**Records for processing**
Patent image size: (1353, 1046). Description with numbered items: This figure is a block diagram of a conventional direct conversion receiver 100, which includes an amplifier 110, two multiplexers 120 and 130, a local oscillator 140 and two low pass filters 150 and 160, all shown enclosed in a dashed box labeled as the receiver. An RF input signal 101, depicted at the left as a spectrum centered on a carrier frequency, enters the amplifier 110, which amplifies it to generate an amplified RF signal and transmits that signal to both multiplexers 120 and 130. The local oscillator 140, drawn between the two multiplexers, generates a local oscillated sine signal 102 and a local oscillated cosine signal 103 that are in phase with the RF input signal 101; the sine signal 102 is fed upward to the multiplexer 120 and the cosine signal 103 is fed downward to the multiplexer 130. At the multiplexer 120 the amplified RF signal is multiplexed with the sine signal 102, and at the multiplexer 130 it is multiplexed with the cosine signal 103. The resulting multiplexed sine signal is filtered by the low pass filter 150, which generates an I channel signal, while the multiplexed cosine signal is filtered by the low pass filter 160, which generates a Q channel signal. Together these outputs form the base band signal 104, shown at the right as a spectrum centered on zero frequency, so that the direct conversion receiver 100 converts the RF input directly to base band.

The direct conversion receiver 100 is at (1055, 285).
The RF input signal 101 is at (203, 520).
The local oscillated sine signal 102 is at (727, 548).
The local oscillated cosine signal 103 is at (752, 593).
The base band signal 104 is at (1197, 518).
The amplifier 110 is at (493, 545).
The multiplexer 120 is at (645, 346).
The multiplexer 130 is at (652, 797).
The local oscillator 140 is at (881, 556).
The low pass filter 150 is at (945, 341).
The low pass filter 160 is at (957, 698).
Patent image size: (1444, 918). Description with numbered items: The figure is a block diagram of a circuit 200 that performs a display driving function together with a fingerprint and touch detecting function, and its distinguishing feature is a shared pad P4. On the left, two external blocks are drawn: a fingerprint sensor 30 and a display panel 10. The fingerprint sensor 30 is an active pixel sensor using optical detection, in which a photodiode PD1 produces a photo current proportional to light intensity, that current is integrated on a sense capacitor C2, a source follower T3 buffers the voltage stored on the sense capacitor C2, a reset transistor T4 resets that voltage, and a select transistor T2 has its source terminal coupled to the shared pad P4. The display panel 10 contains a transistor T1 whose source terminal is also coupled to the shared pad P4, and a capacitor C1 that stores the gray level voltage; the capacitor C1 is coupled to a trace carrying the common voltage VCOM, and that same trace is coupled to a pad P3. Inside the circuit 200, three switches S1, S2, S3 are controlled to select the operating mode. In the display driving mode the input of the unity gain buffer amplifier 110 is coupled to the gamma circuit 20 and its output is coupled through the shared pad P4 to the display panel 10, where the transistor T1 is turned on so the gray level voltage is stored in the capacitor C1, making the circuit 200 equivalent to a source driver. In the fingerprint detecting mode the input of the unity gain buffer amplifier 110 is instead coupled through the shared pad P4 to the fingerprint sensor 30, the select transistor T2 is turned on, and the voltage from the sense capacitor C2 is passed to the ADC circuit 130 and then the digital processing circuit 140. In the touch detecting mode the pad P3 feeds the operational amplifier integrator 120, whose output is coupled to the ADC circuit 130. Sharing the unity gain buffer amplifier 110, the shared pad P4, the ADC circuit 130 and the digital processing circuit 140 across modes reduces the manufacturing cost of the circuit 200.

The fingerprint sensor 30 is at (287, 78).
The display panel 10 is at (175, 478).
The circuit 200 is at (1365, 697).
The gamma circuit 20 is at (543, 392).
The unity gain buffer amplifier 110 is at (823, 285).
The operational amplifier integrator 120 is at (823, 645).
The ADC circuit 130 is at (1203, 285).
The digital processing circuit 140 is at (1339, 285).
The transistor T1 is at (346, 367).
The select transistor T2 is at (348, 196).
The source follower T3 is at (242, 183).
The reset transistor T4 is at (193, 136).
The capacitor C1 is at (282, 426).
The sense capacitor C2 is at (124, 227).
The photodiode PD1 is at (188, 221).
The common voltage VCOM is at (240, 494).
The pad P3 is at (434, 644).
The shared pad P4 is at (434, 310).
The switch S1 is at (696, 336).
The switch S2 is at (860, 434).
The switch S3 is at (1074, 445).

**Work to be completed**
Copy every line of the rows above word for word, from the first row through the last, without changing anything.

**Solution for this exercise**
Patent image size: (1353, 1046). Description with numbered items: This figure is a block diagram of a conventional direct conversion receiver 100, which includes an amplifier 110, two multiplexers 120 and 130, a local oscillator 140 and two low pass filters 150 and 160, all shown enclosed in a dashed box labeled as the receiver. An RF input signal 101, depicted at the left as a spectrum centered on a carrier frequency, enters the amplifier 110, which amplifies it to generate an amplified RF signal and transmits that signal to both multiplexers 120 and 130. The local oscillator 140, drawn between the two multiplexers, generates a local oscillated sine signal 102 and a local oscillated cosine signal 103 that are in phase with the RF input signal 101; the sine signal 102 is fed upward to the multiplexer 120 and the cosine signal 103 is fed downward to the multiplexer 130. At the multiplexer 120 the amplified RF signal is multiplexed with the sine signal 102, and at the multiplexer 130 it is multiplexed with the cosine signal 103. The resulting multiplexed sine signal is filtered by the low pass filter 150, which generates an I channel signal, while the multiplexed cosine signal is filtered by the low pass filter 160, which generates a Q channel signal. Together these outputs form the base band signal 104, shown at the right as a spectrum centered on zero frequency, so that the direct conversion receiver 100 converts the RF input directly to base band.

The direct conversion receiver 100 is at (1055, 285).
The RF input signal 101 is at (203, 520).
The local oscillated sine signal 102 is at (727, 548).
The local oscillated cosine signal 103 is at (752, 593).
The base band signal 104 is at (1197, 518).
The amplifier 110 is at (493, 545).
The multiplexer 120 is at (645, 346).
The multiplexer 130 is at (652, 797).
The local oscillator 140 is at (881, 556).
The low pass filter 150 is at (945, 341).
The low pass filter 160 is at (957, 698).
Patent image size: (1444, 918). Description with numbered items: The figure is a block diagram of a circuit 200 that performs a display driving function together with a fingerprint and touch detecting function, and its distinguishing feature is a shared pad P4. On the left, two external blocks are drawn: a fingerprint sensor 30 and a display panel 10. The fingerprint sensor 30 is an active pixel sensor using optical detection, in which a photodiode PD1 produces a photo current proportional to light intensity, that current is integrated on a sense capacitor C2, a source follower T3 buffers the voltage stored on the sense capacitor C2, a reset transistor T4 resets that voltage, and a select transistor T2 has its source terminal coupled to the shared pad P4. The display panel 10 contains a transistor T1 whose source terminal is also coupled to the shared pad P4, and a capacitor C1 that stores the gray level voltage; the capacitor C1 is coupled to a trace carrying the common voltage VCOM, and that same trace is coupled to a pad P3. Inside the circuit 200, three switches S1, S2, S3 are controlled to select the operating mode. In the display driving mode the input of the unity gain buffer amplifier 110 is coupled to the gamma circuit 20 and its output is coupled through the shared pad P4 to the display panel 10, where the transistor T1 is turned on so the gray level voltage is stored in the capacitor C1, making the circuit 200 equivalent to a source driver. In the fingerprint detecting mode the input of the unity gain buffer amplifier 110 is instead coupled through the shared pad P4 to the fingerprint sensor 30, the select transistor T2 is turned on, and the voltage from the sense capacitor C2 is passed to the ADC circuit 130 and then the digital processing circuit 140. In the touch detecting mode the pad P3 feeds the operational amplifier integrator 120, whose output is coupled to the ADC circuit 130. Sharing the unity gain buffer amplifier 110, the shared pad P4, the ADC circuit 130 and the digital processing circuit 140 across modes reduces the manufacturing cost of the circuit 200.

The fingerprint sensor 30 is at (287, 78).
The display panel 10 is at (175, 478).
The circuit 200 is at (1365, 697).
The gamma circuit 20 is at (543, 392).
The unity gain buffer amplifier 110 is at (823, 285).
The operational amplifier integrator 120 is at (823, 645).
The ADC circuit 130 is at (1203, 285).
The digital processing circuit 140 is at (1339, 285).
The transistor T1 is at (346, 367).
The select transistor T2 is at (348, 196).
The source follower T3 is at (242, 183).
The reset transistor T4 is at (193, 136).
The capacitor C1 is at (282, 426).
The sense capacitor C2 is at (124, 227).
The photodiode PD1 is at (188, 221).
The common voltage VCOM is at (240, 494).
The pad P3 is at (434, 644).
The shared pad P4 is at (434, 310).
The switch S1 is at (696, 336).
The switch S2 is at (860, 434).
The switch S3 is at (1074, 445).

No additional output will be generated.